Instructions to follow => In the data below, find every line that has the string "decay", and copy it.
·····
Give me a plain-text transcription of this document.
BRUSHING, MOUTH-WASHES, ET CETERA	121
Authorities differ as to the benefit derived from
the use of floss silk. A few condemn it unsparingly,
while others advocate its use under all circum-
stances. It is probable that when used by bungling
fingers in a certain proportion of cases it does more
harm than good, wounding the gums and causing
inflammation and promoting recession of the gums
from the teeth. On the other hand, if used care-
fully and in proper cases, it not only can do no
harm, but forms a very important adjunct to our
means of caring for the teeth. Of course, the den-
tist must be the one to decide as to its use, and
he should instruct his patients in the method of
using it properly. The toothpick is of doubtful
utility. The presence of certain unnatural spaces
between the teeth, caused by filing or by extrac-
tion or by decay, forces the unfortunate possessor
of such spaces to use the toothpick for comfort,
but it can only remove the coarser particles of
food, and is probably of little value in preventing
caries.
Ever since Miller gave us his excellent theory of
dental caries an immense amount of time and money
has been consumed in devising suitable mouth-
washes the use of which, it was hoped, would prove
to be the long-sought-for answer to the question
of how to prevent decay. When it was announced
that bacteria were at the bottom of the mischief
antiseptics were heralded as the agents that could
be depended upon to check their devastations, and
·····
Response =>
tion or by decay, forces the unfortunate possessor
of how to prevent decay. When it was announced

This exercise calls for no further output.